Given records:
:::::

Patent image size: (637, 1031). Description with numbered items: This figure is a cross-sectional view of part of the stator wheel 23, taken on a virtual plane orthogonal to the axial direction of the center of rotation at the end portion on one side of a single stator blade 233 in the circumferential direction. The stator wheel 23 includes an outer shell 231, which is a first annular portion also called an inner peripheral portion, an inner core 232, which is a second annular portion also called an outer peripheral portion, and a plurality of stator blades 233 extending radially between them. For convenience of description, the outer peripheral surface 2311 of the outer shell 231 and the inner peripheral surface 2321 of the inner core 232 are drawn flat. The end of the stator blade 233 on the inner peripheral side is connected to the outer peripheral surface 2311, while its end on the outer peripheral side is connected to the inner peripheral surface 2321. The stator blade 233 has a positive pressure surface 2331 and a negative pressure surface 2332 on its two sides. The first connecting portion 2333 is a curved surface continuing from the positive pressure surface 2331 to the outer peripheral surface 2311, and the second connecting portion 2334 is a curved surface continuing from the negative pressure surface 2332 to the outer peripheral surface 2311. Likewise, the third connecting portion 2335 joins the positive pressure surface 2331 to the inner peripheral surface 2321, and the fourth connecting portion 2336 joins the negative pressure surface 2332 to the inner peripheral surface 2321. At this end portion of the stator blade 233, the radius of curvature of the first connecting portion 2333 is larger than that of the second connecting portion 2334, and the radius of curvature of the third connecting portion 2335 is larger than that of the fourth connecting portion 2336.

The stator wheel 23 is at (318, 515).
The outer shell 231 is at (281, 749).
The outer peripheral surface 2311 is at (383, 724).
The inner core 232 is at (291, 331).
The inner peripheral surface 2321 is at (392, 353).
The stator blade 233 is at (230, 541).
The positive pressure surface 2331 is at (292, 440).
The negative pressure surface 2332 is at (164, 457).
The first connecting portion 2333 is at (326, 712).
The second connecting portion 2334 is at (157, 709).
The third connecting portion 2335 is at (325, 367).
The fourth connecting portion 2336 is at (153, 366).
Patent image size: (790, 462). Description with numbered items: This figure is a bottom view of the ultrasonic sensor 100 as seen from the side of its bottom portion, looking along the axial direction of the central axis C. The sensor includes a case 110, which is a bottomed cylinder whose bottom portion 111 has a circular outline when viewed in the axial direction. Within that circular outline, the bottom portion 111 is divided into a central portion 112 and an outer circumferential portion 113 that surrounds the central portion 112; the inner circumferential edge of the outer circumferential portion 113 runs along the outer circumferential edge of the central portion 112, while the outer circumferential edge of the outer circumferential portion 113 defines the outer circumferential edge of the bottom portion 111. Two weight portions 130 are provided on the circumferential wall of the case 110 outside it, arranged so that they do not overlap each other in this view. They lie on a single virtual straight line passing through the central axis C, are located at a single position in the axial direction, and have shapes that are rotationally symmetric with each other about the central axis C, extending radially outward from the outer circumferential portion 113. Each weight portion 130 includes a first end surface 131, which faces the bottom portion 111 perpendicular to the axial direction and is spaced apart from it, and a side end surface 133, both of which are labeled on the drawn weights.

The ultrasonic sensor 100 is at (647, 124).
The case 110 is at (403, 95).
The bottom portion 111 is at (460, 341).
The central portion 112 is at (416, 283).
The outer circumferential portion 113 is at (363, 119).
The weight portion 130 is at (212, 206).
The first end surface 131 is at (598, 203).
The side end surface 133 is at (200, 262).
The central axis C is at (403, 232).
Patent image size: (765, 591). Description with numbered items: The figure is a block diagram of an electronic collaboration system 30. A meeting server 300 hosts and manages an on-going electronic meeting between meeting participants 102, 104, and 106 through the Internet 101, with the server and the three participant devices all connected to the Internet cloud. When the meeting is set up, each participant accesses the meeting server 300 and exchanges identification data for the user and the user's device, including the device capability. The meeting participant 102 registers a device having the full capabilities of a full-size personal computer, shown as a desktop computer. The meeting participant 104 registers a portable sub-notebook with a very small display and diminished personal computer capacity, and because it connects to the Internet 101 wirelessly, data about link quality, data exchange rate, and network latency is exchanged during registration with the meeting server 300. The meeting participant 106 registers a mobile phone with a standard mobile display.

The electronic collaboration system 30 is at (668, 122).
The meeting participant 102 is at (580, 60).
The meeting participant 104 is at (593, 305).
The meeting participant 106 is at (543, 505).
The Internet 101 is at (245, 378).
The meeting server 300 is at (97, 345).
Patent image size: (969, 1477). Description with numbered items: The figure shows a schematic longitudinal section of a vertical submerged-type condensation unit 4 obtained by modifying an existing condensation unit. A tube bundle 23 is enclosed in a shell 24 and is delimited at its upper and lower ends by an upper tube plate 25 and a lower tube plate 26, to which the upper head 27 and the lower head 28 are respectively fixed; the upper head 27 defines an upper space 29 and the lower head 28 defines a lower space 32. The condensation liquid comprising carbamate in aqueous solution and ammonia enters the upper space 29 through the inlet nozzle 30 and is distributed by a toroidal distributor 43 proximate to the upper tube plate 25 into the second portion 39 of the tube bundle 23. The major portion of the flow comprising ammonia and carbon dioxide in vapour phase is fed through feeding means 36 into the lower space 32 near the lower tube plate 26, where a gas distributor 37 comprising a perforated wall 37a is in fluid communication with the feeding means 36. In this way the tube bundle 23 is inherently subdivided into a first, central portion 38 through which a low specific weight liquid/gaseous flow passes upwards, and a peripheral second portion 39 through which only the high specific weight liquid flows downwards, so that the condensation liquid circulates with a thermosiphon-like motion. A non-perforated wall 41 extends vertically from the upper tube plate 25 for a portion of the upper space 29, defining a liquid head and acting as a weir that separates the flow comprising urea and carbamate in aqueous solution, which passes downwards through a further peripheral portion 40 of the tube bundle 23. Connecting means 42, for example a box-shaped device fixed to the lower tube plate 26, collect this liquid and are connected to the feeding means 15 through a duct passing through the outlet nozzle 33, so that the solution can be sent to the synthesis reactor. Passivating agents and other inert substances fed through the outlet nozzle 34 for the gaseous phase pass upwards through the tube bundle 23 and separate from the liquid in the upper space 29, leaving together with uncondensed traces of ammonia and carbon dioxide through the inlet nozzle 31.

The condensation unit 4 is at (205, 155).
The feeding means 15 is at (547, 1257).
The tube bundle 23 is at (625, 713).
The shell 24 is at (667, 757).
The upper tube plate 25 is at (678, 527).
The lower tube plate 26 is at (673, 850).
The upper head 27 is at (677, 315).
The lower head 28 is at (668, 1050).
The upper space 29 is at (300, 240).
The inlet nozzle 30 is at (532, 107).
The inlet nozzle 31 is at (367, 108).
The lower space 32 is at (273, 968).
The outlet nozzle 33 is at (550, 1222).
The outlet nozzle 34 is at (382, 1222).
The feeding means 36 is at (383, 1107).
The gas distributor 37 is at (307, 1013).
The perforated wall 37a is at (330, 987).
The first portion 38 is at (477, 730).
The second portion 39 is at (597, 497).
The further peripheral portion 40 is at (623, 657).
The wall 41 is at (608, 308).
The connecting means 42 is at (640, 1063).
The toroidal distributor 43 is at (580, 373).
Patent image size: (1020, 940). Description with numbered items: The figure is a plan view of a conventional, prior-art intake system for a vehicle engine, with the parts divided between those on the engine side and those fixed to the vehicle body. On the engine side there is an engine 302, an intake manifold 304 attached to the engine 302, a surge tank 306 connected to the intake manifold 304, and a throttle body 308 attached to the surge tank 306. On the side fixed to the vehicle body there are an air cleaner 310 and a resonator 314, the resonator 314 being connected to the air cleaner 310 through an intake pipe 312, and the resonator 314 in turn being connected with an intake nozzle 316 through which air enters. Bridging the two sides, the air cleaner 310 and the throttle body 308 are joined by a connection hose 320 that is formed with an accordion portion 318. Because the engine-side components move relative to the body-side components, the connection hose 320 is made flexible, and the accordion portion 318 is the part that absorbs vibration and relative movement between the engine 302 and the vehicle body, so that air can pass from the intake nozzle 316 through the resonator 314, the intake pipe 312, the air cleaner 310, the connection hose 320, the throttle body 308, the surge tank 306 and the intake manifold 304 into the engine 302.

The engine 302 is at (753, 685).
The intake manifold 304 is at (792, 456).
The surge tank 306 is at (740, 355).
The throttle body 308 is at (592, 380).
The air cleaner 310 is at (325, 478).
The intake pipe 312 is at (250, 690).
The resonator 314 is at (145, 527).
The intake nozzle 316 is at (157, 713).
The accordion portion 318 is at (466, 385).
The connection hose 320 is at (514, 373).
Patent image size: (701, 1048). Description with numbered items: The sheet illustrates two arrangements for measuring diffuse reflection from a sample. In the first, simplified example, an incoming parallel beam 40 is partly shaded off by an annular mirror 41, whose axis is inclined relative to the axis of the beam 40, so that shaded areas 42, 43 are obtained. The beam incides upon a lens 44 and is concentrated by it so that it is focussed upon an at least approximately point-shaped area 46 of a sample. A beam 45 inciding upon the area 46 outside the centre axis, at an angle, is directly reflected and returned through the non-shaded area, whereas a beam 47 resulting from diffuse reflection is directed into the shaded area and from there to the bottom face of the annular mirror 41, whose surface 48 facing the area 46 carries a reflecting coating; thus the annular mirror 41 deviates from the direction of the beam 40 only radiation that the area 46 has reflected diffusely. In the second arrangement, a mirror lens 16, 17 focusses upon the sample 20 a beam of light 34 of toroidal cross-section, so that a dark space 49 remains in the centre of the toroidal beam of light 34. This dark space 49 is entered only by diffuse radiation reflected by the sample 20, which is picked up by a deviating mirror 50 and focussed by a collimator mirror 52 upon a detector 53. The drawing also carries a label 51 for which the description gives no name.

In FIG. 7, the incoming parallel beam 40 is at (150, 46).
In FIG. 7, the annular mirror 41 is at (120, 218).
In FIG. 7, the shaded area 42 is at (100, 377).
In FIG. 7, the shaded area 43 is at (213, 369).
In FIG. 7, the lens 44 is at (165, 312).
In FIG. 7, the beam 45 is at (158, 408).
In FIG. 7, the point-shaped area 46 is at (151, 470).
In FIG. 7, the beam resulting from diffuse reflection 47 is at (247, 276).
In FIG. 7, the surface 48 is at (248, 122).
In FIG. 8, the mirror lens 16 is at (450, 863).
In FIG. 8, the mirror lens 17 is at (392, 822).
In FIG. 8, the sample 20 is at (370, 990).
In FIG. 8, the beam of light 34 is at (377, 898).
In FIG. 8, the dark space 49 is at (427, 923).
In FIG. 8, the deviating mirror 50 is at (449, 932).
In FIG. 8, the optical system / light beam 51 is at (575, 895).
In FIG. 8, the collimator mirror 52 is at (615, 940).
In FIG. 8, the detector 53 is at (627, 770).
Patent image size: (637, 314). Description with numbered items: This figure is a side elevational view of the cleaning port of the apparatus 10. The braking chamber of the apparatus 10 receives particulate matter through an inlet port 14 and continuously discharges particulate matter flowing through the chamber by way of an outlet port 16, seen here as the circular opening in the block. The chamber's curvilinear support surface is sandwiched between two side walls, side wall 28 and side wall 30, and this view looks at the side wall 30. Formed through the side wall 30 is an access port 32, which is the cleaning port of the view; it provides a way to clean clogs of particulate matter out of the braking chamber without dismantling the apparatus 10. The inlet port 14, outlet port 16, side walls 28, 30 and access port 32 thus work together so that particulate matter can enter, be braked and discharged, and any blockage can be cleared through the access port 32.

:::::

What you will do: Render the part of the records that opens with the line containing "Patent image size: (765, 591)." and closes with the line containing "The meeting server 300 is at (97, 345)." as a Markdown table with the columns Row and Text. Number each line and leave out blank lines.

Task response:
| Row | Text |
|---|---|
| 1 | Patent image size: (765, 591). Description with numbered items: The figure is a block diagram of an electronic collaboration system 30. A meeting server 300 hosts and manages an on-going electronic meeting between meeting participants 102, 104, and 106 through the Internet 101, with the server and the three participant devices all connected to the Internet cloud. When the meeting is set up, each participant accesses the meeting server 300 and exchanges identification data for the user and the user's device, including the device capability. The meeting participant 102 registers a device having the full capabilities of a full-size personal computer, shown as a desktop computer. The meeting participant 104 registers a portable sub-notebook with a very small display and diminished personal computer capacity, and because it connects to the Internet 101 wirelessly, data about link quality, data exchange rate, and network latency is exchanged during registration with the meeting server 300. The meeting participant 106 registers a mobile phone with a standard mobile display. |
| 2 | The electronic collaboration system 30 is at (668, 122). |
| 3 | The meeting participant 102 is at (580, 60). |
| 4 | The meeting participant 104 is at (593, 305). |
| 5 | The meeting participant 106 is at (543, 505). |
| 6 | The Internet 101 is at (245, 378). |
| 7 | The meeting server 300 is at (97, 345). |